Material for the task:
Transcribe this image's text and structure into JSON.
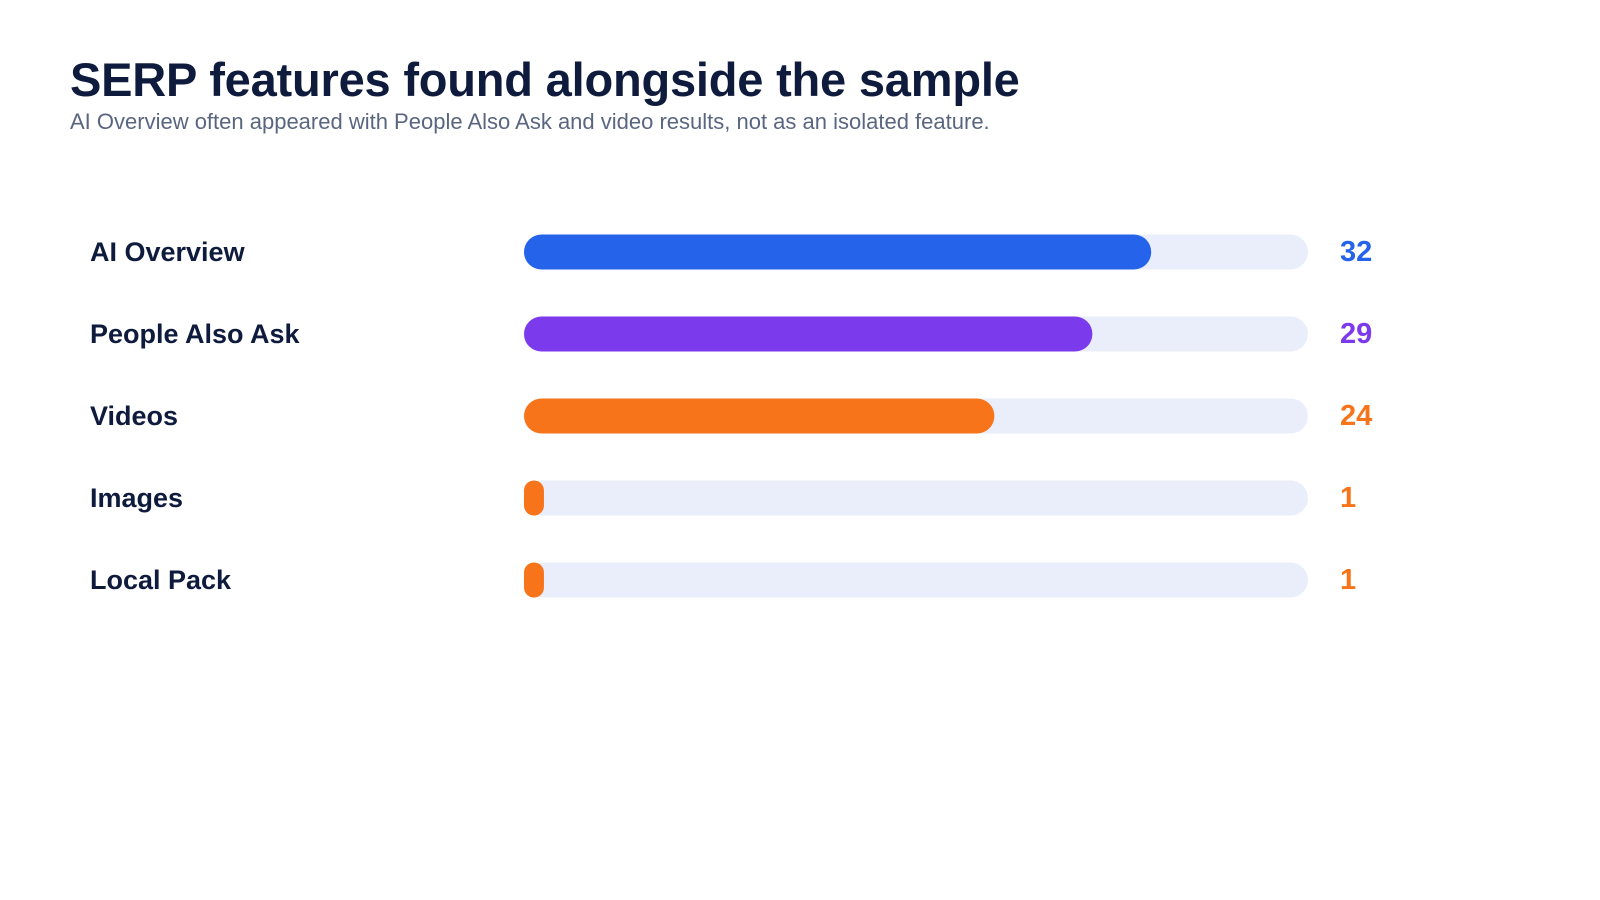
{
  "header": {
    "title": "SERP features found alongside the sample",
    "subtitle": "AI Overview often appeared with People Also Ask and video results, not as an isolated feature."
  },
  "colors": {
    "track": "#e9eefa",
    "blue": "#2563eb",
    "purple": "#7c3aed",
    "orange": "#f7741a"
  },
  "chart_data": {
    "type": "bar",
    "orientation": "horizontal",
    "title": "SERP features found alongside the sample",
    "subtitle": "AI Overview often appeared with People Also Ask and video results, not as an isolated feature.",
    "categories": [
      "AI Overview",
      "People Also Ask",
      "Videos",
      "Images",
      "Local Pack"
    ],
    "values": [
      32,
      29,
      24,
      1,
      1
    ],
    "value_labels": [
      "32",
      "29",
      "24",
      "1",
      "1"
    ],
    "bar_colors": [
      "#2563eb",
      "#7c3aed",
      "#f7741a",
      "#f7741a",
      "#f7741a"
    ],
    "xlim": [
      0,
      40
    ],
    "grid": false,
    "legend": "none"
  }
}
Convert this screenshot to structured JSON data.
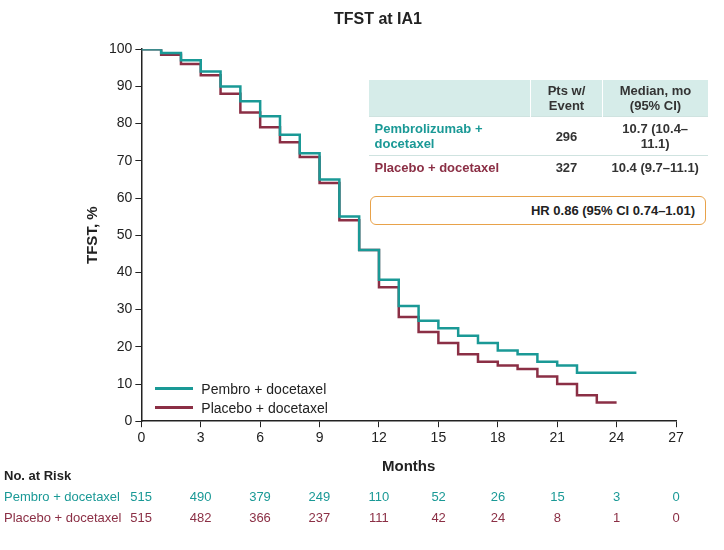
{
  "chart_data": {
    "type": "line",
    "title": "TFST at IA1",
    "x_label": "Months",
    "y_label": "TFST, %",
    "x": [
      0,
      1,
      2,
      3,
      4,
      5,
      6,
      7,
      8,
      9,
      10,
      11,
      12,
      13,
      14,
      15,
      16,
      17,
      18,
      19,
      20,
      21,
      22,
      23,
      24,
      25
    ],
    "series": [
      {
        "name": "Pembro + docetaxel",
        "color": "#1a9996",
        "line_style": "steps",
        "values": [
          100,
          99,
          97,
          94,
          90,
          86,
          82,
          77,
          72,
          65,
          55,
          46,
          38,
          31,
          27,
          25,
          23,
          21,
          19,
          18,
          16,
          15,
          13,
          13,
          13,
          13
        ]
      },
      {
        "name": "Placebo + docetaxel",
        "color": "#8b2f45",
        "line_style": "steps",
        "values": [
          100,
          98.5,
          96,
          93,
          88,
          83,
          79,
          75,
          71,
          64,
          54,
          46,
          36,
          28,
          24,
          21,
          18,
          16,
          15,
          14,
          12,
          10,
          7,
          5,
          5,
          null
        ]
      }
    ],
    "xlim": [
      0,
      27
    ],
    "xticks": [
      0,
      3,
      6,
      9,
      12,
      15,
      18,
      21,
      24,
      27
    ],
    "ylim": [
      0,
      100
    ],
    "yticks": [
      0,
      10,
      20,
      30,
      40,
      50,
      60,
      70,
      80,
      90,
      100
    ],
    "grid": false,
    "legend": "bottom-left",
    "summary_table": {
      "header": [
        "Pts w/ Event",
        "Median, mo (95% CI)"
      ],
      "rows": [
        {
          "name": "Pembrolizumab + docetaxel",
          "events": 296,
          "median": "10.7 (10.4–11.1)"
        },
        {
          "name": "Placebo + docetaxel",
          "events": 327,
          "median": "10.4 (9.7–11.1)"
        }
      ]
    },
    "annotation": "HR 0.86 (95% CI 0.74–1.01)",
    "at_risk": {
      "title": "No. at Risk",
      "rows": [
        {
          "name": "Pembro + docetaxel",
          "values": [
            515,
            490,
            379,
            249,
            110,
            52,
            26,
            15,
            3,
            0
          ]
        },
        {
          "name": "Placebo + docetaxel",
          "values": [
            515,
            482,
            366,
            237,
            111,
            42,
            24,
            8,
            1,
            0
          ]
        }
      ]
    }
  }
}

Request: Pick out lines containing the word "with", each one as written.

Task solution:
    "subtitle": "AI Overview often appeared with People Also Ask and video results, not as an isolated feature."
    "subtitle": "AI Overview often appeared with People Also Ask and video results, not as an isolated feature.",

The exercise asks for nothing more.